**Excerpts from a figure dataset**
○ ○ ○ ○ ○

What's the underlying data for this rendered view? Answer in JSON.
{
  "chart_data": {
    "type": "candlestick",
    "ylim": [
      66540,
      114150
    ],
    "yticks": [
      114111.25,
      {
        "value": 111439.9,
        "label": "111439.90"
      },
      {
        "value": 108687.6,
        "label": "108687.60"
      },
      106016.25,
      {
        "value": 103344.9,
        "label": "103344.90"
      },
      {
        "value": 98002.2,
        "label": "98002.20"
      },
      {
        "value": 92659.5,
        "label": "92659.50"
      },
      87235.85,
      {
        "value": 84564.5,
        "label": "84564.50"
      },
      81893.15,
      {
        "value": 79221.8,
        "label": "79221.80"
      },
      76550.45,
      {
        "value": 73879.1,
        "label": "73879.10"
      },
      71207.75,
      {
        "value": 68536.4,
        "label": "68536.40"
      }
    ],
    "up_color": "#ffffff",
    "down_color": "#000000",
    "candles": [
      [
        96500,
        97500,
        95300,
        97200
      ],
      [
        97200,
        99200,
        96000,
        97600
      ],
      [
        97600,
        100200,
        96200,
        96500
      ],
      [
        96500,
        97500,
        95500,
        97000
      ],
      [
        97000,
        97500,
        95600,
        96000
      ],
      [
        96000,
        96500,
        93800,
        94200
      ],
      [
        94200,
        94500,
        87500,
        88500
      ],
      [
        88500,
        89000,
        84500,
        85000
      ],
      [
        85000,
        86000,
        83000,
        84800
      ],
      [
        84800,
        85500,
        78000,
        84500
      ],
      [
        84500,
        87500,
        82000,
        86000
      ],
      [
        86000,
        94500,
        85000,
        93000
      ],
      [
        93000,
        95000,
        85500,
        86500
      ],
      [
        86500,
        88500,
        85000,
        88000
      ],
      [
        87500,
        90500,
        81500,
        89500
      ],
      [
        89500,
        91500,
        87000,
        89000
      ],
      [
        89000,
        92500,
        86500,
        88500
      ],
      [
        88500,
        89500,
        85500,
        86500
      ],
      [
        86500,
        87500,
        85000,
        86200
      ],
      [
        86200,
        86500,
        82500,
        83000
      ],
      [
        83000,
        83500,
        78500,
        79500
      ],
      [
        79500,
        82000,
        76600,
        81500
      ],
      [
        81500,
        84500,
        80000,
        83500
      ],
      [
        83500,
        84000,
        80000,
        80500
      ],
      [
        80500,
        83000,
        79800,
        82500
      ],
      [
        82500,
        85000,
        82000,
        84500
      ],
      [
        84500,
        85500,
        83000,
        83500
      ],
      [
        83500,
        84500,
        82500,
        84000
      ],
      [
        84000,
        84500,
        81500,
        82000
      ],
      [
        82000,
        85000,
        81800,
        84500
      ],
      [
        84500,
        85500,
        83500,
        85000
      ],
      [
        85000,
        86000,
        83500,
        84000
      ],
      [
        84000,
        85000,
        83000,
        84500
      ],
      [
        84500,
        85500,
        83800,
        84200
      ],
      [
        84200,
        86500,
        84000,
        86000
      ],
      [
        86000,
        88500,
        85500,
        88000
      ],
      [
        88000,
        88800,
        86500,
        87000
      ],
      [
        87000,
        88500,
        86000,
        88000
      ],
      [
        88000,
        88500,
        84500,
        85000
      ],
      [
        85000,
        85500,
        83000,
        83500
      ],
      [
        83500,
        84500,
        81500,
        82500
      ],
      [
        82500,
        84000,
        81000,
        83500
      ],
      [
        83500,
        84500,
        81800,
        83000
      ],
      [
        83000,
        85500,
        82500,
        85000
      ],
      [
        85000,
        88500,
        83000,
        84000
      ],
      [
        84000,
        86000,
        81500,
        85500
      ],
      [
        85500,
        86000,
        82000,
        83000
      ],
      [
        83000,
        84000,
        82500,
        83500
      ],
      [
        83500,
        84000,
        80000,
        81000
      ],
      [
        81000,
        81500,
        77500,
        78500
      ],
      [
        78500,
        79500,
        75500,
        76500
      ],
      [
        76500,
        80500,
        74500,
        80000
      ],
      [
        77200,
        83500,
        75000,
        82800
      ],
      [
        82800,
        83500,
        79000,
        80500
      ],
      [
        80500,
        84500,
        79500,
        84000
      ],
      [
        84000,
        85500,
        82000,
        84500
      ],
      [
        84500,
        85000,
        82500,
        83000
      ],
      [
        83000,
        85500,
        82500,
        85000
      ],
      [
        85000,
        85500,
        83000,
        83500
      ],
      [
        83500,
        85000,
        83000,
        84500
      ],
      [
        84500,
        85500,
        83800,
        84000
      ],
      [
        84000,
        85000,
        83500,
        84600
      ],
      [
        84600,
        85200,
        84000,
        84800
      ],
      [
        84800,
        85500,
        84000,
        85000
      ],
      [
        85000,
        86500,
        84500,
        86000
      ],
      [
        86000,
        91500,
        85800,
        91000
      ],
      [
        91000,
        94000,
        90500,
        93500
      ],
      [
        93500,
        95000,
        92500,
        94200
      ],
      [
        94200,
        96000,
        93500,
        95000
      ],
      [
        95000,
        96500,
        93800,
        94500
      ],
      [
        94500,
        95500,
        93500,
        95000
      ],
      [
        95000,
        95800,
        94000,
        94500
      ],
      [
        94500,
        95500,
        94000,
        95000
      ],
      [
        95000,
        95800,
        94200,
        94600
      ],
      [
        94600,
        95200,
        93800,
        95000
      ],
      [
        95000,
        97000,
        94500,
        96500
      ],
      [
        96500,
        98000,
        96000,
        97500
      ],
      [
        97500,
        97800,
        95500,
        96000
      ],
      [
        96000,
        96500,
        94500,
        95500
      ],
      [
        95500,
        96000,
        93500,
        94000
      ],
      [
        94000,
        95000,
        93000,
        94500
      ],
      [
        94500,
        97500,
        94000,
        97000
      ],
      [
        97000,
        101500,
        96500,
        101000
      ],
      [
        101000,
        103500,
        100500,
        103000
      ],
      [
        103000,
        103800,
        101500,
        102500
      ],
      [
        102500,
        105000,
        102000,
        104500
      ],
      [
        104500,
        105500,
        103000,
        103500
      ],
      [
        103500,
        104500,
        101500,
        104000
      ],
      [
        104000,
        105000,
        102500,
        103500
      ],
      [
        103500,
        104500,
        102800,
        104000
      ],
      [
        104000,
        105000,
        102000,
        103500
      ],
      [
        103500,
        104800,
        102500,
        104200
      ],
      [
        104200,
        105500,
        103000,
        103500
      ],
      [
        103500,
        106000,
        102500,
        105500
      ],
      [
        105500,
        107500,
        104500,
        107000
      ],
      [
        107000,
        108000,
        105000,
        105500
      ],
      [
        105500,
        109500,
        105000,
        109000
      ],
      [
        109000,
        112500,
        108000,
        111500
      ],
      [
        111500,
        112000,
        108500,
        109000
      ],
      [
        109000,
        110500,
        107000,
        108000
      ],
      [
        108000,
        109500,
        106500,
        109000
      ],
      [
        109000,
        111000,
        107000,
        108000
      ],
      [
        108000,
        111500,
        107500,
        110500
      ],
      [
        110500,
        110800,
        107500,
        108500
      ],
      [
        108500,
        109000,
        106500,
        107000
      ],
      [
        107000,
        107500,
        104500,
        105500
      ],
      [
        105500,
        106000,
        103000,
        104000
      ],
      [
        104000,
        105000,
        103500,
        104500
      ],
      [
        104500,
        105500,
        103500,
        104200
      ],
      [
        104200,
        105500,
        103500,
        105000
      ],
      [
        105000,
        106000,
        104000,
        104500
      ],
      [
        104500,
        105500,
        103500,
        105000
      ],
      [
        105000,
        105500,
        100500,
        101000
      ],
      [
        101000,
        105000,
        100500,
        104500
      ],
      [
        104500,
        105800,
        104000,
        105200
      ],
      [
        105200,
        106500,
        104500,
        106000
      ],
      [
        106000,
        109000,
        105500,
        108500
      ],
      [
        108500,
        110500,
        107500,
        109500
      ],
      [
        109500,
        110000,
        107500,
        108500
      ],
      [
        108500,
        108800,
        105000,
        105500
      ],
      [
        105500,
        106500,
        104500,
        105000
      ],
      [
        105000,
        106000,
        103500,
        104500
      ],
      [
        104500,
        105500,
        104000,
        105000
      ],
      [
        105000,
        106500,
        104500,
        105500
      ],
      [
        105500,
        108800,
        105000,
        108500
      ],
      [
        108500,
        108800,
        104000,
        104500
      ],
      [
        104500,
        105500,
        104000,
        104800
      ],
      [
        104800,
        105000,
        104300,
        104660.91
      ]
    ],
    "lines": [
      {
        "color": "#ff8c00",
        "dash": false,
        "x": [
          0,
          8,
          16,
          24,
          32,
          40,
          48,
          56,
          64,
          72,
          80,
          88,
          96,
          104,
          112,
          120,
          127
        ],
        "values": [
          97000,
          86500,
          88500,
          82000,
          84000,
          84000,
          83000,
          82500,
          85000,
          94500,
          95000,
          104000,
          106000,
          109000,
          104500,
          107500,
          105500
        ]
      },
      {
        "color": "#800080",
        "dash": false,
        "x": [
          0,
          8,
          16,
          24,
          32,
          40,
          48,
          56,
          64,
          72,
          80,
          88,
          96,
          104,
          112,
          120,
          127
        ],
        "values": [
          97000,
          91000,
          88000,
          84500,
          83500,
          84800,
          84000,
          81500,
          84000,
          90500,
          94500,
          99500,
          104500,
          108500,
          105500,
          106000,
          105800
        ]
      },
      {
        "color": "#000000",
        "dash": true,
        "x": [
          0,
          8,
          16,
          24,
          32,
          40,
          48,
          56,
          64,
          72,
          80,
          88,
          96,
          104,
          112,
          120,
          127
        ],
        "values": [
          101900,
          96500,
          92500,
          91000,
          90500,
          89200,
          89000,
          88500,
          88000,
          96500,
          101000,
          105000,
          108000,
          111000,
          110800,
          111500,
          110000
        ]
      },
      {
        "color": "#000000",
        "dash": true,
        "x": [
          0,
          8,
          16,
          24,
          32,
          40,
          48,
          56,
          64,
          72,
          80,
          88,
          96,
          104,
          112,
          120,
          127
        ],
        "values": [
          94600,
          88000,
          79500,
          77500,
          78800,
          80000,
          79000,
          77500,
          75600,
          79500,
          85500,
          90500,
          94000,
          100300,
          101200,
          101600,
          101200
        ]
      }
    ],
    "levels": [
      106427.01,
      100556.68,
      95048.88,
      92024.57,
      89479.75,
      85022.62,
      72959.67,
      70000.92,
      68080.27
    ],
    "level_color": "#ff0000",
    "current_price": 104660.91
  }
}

○ ○ ○ ○ ○

**PROBLEM REQUIREMENTS**
Copy every line of the listing containing the string "label".

**RESULT FOR THIS TASK**
        "label": "111439.90"
        "label": "108687.60"
        "label": "103344.90"
        "label": "98002.20"
        "label": "92659.50"
        "label": "84564.50"
        "label": "79221.80"
        "label": "73879.10"
        "label": "68536.40"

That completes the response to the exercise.